* **EXERCISE DETAILS**:
The entries below are to be transcribed in full, without their images.

* **Data entries**:
>> START

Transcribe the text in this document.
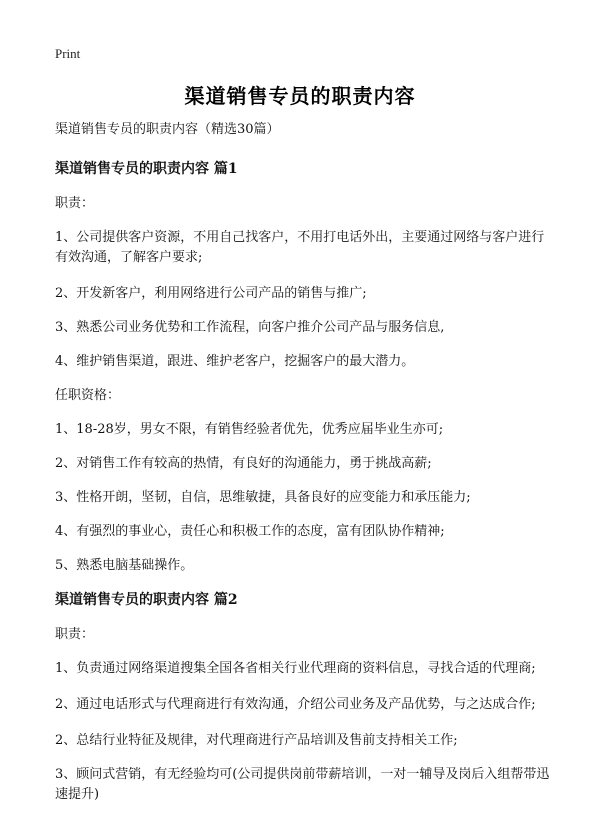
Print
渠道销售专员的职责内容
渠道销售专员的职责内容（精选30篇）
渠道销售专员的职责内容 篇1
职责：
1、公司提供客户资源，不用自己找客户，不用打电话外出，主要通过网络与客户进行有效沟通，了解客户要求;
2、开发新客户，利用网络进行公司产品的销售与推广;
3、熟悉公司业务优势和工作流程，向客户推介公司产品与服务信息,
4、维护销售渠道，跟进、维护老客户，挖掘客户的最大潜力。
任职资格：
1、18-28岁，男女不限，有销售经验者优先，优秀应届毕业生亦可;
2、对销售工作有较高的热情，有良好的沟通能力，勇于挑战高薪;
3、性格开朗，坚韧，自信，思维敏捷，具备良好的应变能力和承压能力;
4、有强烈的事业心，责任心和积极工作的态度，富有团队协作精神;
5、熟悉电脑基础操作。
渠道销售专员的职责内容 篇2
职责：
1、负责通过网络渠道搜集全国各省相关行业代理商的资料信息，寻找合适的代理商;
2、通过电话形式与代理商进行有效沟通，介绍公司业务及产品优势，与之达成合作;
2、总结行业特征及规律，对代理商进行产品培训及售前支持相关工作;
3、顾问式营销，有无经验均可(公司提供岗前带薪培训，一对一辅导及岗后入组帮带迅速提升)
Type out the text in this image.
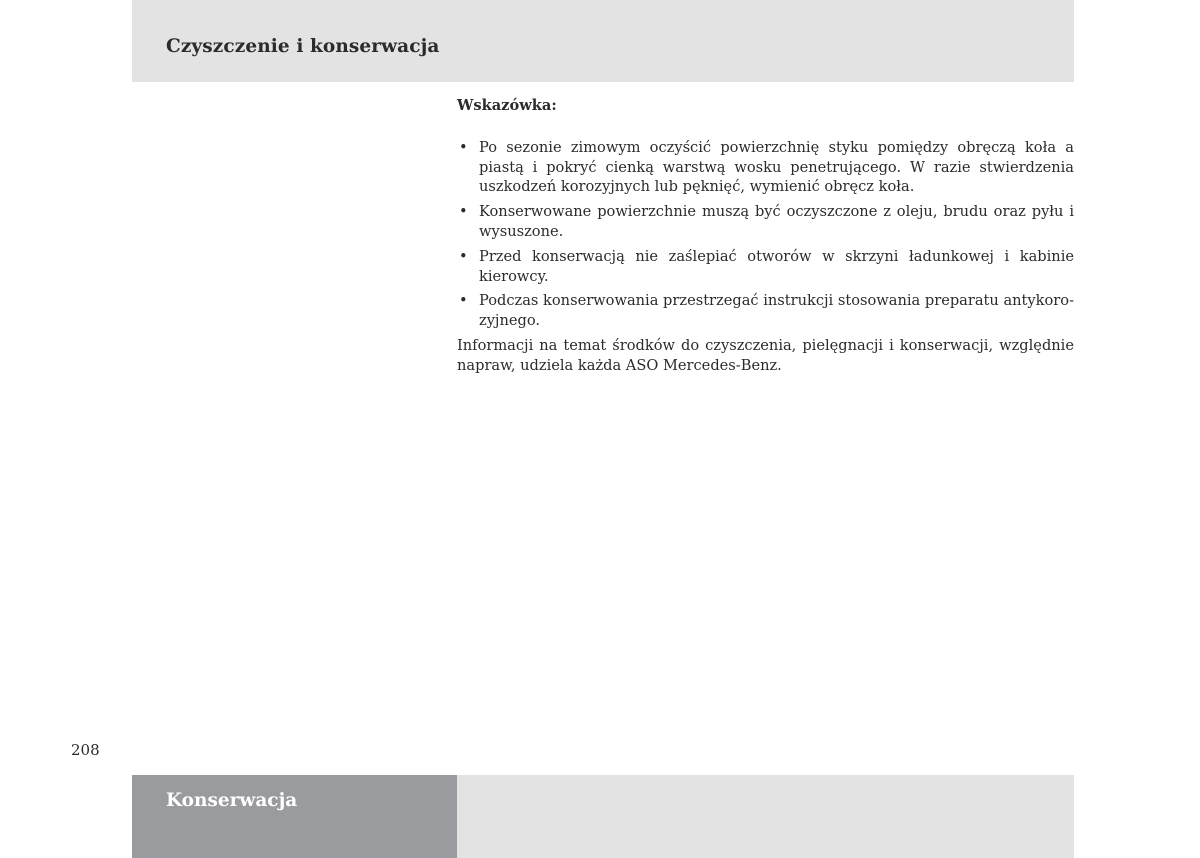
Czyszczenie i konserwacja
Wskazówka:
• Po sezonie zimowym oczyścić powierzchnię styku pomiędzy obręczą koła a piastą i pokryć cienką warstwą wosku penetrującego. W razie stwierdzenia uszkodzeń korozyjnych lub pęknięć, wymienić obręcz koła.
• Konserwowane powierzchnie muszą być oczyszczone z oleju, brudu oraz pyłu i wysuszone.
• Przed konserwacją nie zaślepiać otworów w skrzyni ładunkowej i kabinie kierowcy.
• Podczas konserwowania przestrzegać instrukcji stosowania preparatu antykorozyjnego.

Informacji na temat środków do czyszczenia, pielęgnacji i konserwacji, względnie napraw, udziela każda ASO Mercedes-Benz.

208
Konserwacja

>> END

* **FINAL RESULT**:
Transcribe the text in this document.
Print
渠道销售专员的职责内容
渠道销售专员的职责内容（精选30篇）
渠道销售专员的职责内容 篇1
职责：
1、公司提供客户资源，不用自己找客户，不用打电话外出，主要通过网络与客户进行有效沟通，了解客户要求;
2、开发新客户，利用网络进行公司产品的销售与推广;
3、熟悉公司业务优势和工作流程，向客户推介公司产品与服务信息,
4、维护销售渠道，跟进、维护老客户，挖掘客户的最大潜力。
任职资格：
1、18-28岁，男女不限，有销售经验者优先，优秀应届毕业生亦可;
2、对销售工作有较高的热情，有良好的沟通能力，勇于挑战高薪;
3、性格开朗，坚韧，自信，思维敏捷，具备良好的应变能力和承压能力;
4、有强烈的事业心，责任心和积极工作的态度，富有团队协作精神;
5、熟悉电脑基础操作。
渠道销售专员的职责内容 篇2
职责：
1、负责通过网络渠道搜集全国各省相关行业代理商的资料信息，寻找合适的代理商;
2、通过电话形式与代理商进行有效沟通，介绍公司业务及产品优势，与之达成合作;
2、总结行业特征及规律，对代理商进行产品培训及售前支持相关工作;
3、顾问式营销，有无经验均可(公司提供岗前带薪培训，一对一辅导及岗后入组帮带迅速提升)
Type out the text in this image.
Czyszczenie i konserwacja
Wskazówka:
• Po sezonie zimowym oczyścić powierzchnię styku pomiędzy obręczą koła a piastą i pokryć cienką warstwą wosku penetrującego. W razie stwierdzenia uszkodzeń korozyjnych lub pęknięć, wymienić obręcz koła.
• Konserwowane powierzchnie muszą być oczyszczone z oleju, brudu oraz pyłu i wysuszone.
• Przed konserwacją nie zaślepiać otworów w skrzyni ładunkowej i kabinie kierowcy.
• Podczas konserwowania przestrzegać instrukcji stosowania preparatu antykorozyjnego.

Informacji na temat środków do czyszczenia, pielęgnacji i konserwacji, względnie napraw, udziela każda ASO Mercedes-Benz.

208
Konserwacja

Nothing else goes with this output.